Extracted entries:
····················

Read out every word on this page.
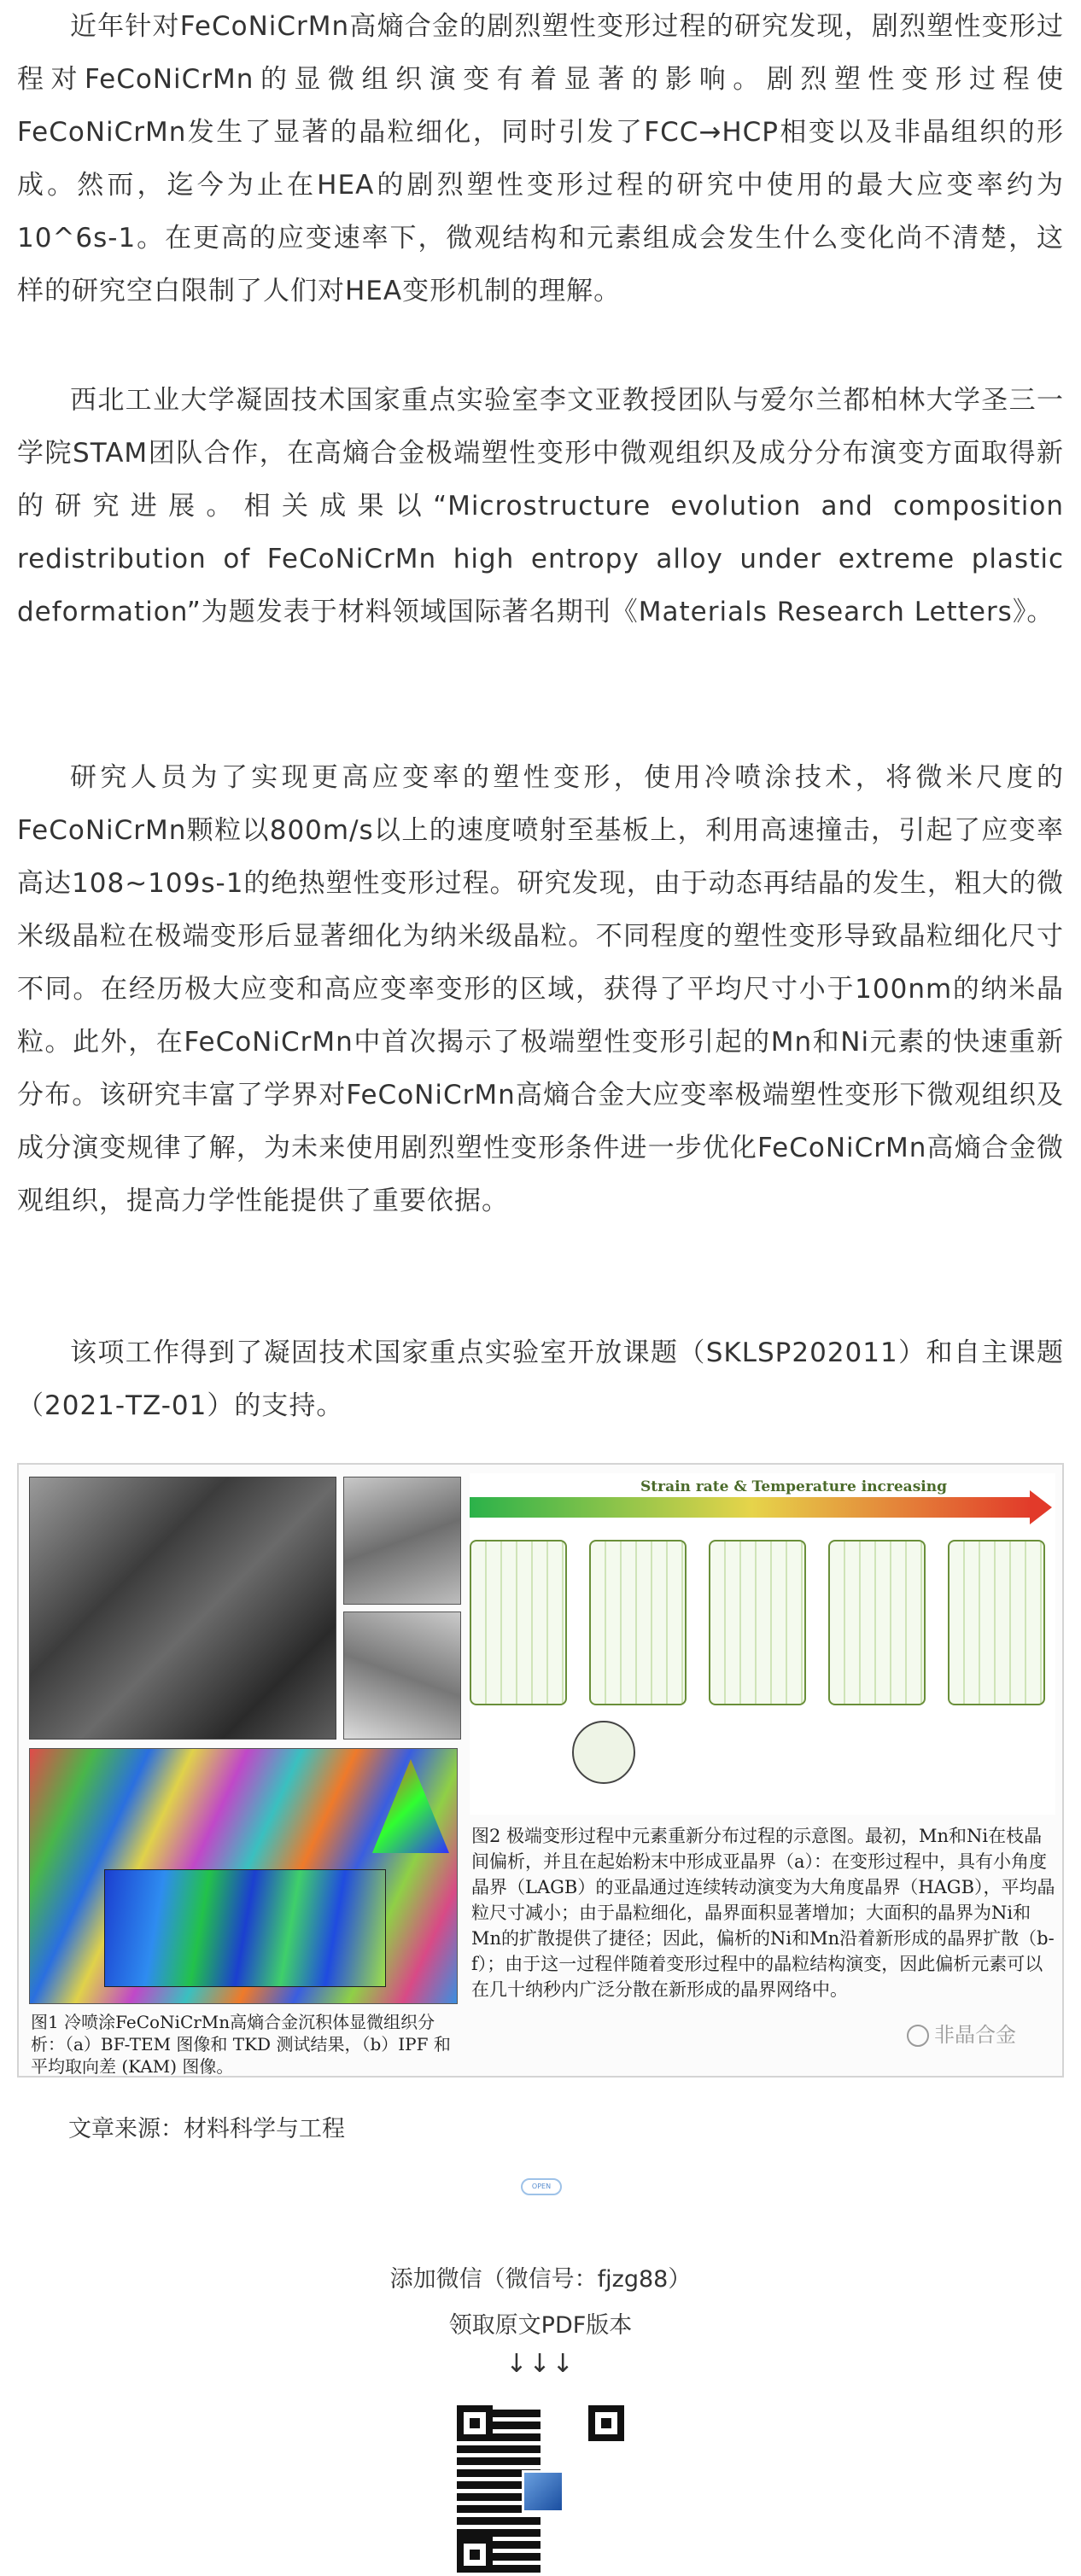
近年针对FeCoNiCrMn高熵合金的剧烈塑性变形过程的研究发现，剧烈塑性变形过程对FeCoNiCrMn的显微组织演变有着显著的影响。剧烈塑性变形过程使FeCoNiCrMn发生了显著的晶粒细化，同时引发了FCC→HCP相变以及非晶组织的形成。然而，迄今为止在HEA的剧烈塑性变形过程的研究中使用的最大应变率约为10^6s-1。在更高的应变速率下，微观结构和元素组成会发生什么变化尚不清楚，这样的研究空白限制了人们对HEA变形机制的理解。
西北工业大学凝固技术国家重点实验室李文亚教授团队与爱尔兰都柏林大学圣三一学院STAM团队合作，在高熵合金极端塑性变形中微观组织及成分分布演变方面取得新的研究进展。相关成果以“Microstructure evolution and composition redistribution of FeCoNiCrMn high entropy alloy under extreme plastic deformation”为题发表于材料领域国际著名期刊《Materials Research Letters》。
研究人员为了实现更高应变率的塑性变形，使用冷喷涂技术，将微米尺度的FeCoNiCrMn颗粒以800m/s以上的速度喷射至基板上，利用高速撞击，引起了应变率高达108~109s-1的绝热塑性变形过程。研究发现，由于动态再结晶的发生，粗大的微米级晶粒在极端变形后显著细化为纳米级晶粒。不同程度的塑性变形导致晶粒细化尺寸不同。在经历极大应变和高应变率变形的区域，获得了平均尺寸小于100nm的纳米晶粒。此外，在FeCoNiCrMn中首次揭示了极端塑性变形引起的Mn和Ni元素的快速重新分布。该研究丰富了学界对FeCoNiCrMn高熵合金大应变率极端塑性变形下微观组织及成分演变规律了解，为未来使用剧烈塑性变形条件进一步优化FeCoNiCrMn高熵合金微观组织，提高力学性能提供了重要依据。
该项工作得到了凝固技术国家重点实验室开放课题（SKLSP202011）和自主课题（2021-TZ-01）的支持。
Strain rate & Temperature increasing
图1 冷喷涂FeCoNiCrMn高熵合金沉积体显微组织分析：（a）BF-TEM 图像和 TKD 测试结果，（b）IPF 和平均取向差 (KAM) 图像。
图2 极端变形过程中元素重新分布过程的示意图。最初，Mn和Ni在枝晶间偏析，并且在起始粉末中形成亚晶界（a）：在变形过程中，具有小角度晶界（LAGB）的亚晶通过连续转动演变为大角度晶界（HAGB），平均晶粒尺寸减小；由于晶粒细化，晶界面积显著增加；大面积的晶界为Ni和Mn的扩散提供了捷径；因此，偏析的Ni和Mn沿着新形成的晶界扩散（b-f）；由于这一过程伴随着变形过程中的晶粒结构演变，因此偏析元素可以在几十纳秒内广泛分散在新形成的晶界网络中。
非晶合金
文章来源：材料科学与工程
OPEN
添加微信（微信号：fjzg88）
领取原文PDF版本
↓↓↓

····················

Exercise description:
Reproduce all the entries that precede this task, word for word, minus any pictures.

Response to this task:
Read out every word on this page.
近年针对FeCoNiCrMn高熵合金的剧烈塑性变形过程的研究发现，剧烈塑性变形过程对FeCoNiCrMn的显微组织演变有着显著的影响。剧烈塑性变形过程使FeCoNiCrMn发生了显著的晶粒细化，同时引发了FCC→HCP相变以及非晶组织的形成。然而，迄今为止在HEA的剧烈塑性变形过程的研究中使用的最大应变率约为10^6s-1。在更高的应变速率下，微观结构和元素组成会发生什么变化尚不清楚，这样的研究空白限制了人们对HEA变形机制的理解。
西北工业大学凝固技术国家重点实验室李文亚教授团队与爱尔兰都柏林大学圣三一学院STAM团队合作，在高熵合金极端塑性变形中微观组织及成分分布演变方面取得新的研究进展。相关成果以“Microstructure evolution and composition redistribution of FeCoNiCrMn high entropy alloy under extreme plastic deformation”为题发表于材料领域国际著名期刊《Materials Research Letters》。
研究人员为了实现更高应变率的塑性变形，使用冷喷涂技术，将微米尺度的FeCoNiCrMn颗粒以800m/s以上的速度喷射至基板上，利用高速撞击，引起了应变率高达108~109s-1的绝热塑性变形过程。研究发现，由于动态再结晶的发生，粗大的微米级晶粒在极端变形后显著细化为纳米级晶粒。不同程度的塑性变形导致晶粒细化尺寸不同。在经历极大应变和高应变率变形的区域，获得了平均尺寸小于100nm的纳米晶粒。此外，在FeCoNiCrMn中首次揭示了极端塑性变形引起的Mn和Ni元素的快速重新分布。该研究丰富了学界对FeCoNiCrMn高熵合金大应变率极端塑性变形下微观组织及成分演变规律了解，为未来使用剧烈塑性变形条件进一步优化FeCoNiCrMn高熵合金微观组织，提高力学性能提供了重要依据。
该项工作得到了凝固技术国家重点实验室开放课题（SKLSP202011）和自主课题（2021-TZ-01）的支持。
Strain rate & Temperature increasing
图1 冷喷涂FeCoNiCrMn高熵合金沉积体显微组织分析：（a）BF-TEM 图像和 TKD 测试结果，（b）IPF 和平均取向差 (KAM) 图像。
图2 极端变形过程中元素重新分布过程的示意图。最初，Mn和Ni在枝晶间偏析，并且在起始粉末中形成亚晶界（a）：在变形过程中，具有小角度晶界（LAGB）的亚晶通过连续转动演变为大角度晶界（HAGB），平均晶粒尺寸减小；由于晶粒细化，晶界面积显著增加；大面积的晶界为Ni和Mn的扩散提供了捷径；因此，偏析的Ni和Mn沿着新形成的晶界扩散（b-f）；由于这一过程伴随着变形过程中的晶粒结构演变，因此偏析元素可以在几十纳秒内广泛分散在新形成的晶界网络中。
非晶合金
文章来源：材料科学与工程
OPEN
添加微信（微信号：fjzg88）
领取原文PDF版本
↓↓↓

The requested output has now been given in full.